DATA TO USE
□ □ □ □
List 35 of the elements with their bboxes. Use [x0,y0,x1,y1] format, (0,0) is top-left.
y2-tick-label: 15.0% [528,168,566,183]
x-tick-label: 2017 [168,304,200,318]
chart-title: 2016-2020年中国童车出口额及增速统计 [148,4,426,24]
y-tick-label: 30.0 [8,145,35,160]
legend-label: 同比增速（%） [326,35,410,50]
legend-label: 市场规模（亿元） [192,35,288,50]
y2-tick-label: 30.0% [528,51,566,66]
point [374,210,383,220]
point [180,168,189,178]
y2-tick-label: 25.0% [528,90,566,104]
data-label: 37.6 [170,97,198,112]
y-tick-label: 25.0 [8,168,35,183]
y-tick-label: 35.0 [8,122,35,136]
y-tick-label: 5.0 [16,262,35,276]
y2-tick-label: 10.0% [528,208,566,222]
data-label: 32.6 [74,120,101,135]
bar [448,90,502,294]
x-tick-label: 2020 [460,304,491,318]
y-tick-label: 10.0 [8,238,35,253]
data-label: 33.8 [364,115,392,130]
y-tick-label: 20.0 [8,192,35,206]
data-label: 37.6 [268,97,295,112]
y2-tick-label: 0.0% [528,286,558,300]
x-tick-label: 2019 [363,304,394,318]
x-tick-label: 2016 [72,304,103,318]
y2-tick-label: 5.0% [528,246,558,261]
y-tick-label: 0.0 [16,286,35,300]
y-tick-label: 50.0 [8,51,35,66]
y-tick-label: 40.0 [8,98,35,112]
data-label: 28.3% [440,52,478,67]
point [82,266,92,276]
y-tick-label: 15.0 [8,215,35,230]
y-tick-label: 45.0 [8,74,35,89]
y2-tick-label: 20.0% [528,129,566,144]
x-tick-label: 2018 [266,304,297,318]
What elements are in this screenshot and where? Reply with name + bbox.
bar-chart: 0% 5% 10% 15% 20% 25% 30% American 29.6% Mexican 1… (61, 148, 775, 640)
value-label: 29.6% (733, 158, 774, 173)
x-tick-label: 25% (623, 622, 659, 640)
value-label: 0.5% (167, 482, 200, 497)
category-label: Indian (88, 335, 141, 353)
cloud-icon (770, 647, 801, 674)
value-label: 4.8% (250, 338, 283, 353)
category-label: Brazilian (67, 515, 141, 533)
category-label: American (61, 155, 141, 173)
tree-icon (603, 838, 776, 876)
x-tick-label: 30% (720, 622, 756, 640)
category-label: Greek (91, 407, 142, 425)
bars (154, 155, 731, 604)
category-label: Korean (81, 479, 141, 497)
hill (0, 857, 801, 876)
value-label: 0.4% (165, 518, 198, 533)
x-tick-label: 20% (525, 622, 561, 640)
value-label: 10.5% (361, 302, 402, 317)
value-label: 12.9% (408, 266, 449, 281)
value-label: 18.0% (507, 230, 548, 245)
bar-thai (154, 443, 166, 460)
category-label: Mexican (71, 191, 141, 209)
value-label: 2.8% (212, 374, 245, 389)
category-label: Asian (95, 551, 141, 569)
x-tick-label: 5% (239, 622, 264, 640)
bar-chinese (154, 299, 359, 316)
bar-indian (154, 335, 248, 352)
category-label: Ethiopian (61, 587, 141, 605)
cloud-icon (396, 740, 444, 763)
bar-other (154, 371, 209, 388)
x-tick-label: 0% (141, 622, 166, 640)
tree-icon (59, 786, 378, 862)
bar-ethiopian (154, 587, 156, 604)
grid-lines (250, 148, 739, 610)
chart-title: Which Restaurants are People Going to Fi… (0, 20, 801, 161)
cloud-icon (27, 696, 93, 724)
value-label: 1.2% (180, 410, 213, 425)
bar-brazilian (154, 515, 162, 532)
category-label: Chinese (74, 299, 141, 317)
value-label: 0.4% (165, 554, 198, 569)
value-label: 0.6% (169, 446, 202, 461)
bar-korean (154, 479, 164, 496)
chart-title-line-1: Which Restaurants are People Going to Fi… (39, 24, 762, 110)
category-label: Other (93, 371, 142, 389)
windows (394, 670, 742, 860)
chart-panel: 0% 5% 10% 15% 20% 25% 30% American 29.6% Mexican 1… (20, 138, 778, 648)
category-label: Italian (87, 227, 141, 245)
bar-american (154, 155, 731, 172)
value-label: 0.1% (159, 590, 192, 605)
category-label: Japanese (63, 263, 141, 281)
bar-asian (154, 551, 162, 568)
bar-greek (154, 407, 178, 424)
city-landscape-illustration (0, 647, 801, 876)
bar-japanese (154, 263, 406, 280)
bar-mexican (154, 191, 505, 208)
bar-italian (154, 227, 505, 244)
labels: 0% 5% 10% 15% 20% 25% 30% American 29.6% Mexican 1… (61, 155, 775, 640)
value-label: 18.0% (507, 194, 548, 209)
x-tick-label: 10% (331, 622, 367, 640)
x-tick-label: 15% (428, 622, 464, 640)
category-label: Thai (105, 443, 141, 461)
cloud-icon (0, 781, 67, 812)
□ □ □ □
STATED GOAL
Rewrite the lines above as a Markdown table with a "No." column numbering the rows and a "Line" column holding each line, leaving out any blank lines.

ANSWER TO THIS PROBLEM
| No. | Line |
|---|---|
| 1 | List 35 of the elements with their bboxes. Use [x0,y0,x1,y1] format, (0,0) is top-left. |
| 2 | y2-tick-label: 15.0% [528,168,566,183] |
| 3 | x-tick-label: 2017 [168,304,200,318] |
| 4 | chart-title: 2016-2020年中国童车出口额及增速统计 [148,4,426,24] |
| 5 | y-tick-label: 30.0 [8,145,35,160] |
| 6 | legend-label: 同比增速（%） [326,35,410,50] |
| 7 | legend-label: 市场规模（亿元） [192,35,288,50] |
| 8 | y2-tick-label: 30.0% [528,51,566,66] |
| 9 | point [374,210,383,220] |
| 10 | point [180,168,189,178] |
| 11 | y2-tick-label: 25.0% [528,90,566,104] |
| 12 | data-label: 37.6 [170,97,198,112] |
| 13 | y-tick-label: 25.0 [8,168,35,183] |
| 14 | y-tick-label: 35.0 [8,122,35,136] |
| 15 | y-tick-label: 5.0 [16,262,35,276] |
| 16 | y2-tick-label: 10.0% [528,208,566,222] |
| 17 | data-label: 32.6 [74,120,101,135] |
| 18 | bar [448,90,502,294] |
| 19 | x-tick-label: 2020 [460,304,491,318] |
| 20 | y-tick-label: 10.0 [8,238,35,253] |
| 21 | data-label: 33.8 [364,115,392,130] |
| 22 | y-tick-label: 20.0 [8,192,35,206] |
| 23 | data-label: 37.6 [268,97,295,112] |
| 24 | y2-tick-label: 0.0% [528,286,558,300] |
| 25 | x-tick-label: 2019 [363,304,394,318] |
| 26 | x-tick-label: 2016 [72,304,103,318] |
| 27 | y2-tick-label: 5.0% [528,246,558,261] |
| 28 | y-tick-label: 0.0 [16,286,35,300] |
| 29 | y-tick-label: 50.0 [8,51,35,66] |
| 30 | y-tick-label: 40.0 [8,98,35,112] |
| 31 | data-label: 28.3% [440,52,478,67] |
| 32 | point [82,266,92,276] |
| 33 | y-tick-label: 15.0 [8,215,35,230] |
| 34 | y-tick-label: 45.0 [8,74,35,89] |
| 35 | y2-tick-label: 20.0% [528,129,566,144] |
| 36 | x-tick-label: 2018 [266,304,297,318] |
| 37 | What elements are in this screenshot and where? Reply with name + bbox. |
| 38 | bar-chart: 0% 5% 10% 15% 20% 25% 30% American 29.6% Mexican 1… (61, 148, 775, 640) |
| 39 | value-label: 29.6% (733, 158, 774, 173) |
| 40 | x-tick-label: 25% (623, 622, 659, 640) |
| 41 | value-label: 0.5% (167, 482, 200, 497) |
| 42 | category-label: Indian (88, 335, 141, 353) |
| 43 | cloud-icon (770, 647, 801, 674) |
| 44 | value-label: 4.8% (250, 338, 283, 353) |
| 45 | category-label: Brazilian (67, 515, 141, 533) |
| 46 | category-label: American (61, 155, 141, 173) |
| 47 | tree-icon (603, 838, 776, 876) |
| 48 | x-tick-label: 30% (720, 622, 756, 640) |
| 49 | category-label: Greek (91, 407, 142, 425) |
| 50 | bars (154, 155, 731, 604) |
| 51 | category-label: Korean (81, 479, 141, 497) |
| 52 | hill (0, 857, 801, 876) |
| 53 | value-label: 0.4% (165, 518, 198, 533) |
| 54 | x-tick-label: 20% (525, 622, 561, 640) |
| 55 | value-label: 10.5% (361, 302, 402, 317) |
| 56 | value-label: 12.9% (408, 266, 449, 281) |
| 57 | value-label: 18.0% (507, 230, 548, 245) |
| 58 | bar-thai (154, 443, 166, 460) |
| 59 | category-label: Mexican (71, 191, 141, 209) |
| 60 | value-label: 2.8% (212, 374, 245, 389) |
| 61 | category-label: Asian (95, 551, 141, 569) |
| 62 | x-tick-label: 5% (239, 622, 264, 640) |
| 63 | bar-chinese (154, 299, 359, 316) |
| 64 | bar-indian (154, 335, 248, 352) |
| 65 | category-label: Ethiopian (61, 587, 141, 605) |
| 66 | cloud-icon (396, 740, 444, 763) |
| 67 | bar-other (154, 371, 209, 388) |
| 68 | x-tick-label: 0% (141, 622, 166, 640) |
| 69 | tree-icon (59, 786, 378, 862) |
| 70 | bar-ethiopian (154, 587, 156, 604) |
| 71 | grid-lines (250, 148, 739, 610) |
| 72 | chart-title: Which Restaurants are People Going to Fi… (0, 20, 801, 161) |
| 73 | cloud-icon (27, 696, 93, 724) |
| 74 | value-label: 1.2% (180, 410, 213, 425) |
| 75 | bar-brazilian (154, 515, 162, 532) |
| 76 | category-label: Chinese (74, 299, 141, 317) |
| 77 | value-label: 0.4% (165, 554, 198, 569) |
| 78 | value-label: 0.6% (169, 446, 202, 461) |
| 79 | bar-korean (154, 479, 164, 496) |
| 80 | chart-title-line-1: Which Restaurants are People Going to Fi… (39, 24, 762, 110) |
| 81 | category-label: Other (93, 371, 142, 389) |
| 82 | windows (394, 670, 742, 860) |
| 83 | chart-panel: 0% 5% 10% 15% 20% 25% 30% American 29.6% Mexican 1… (20, 138, 778, 648) |
| 84 | category-label: Italian (87, 227, 141, 245) |
| 85 | bar-american (154, 155, 731, 172) |
| 86 | value-label: 0.1% (159, 590, 192, 605) |
| 87 | category-label: Japanese (63, 263, 141, 281) |
| 88 | bar-asian (154, 551, 162, 568) |
| 89 | bar-greek (154, 407, 178, 424) |
| 90 | city-landscape-illustration (0, 647, 801, 876) |
| 91 | bar-japanese (154, 263, 406, 280) |
| 92 | bar-mexican (154, 191, 505, 208) |
| 93 | bar-italian (154, 227, 505, 244) |
| 94 | labels: 0% 5% 10% 15% 20% 25% 30% American 29.6% Mexican 1… (61, 155, 775, 640) |
| 95 | value-label: 18.0% (507, 194, 548, 209) |
| 96 | x-tick-label: 10% (331, 622, 367, 640) |
| 97 | x-tick-label: 15% (428, 622, 464, 640) |
| 98 | category-label: Thai (105, 443, 141, 461) |
| 99 | cloud-icon (0, 781, 67, 812) |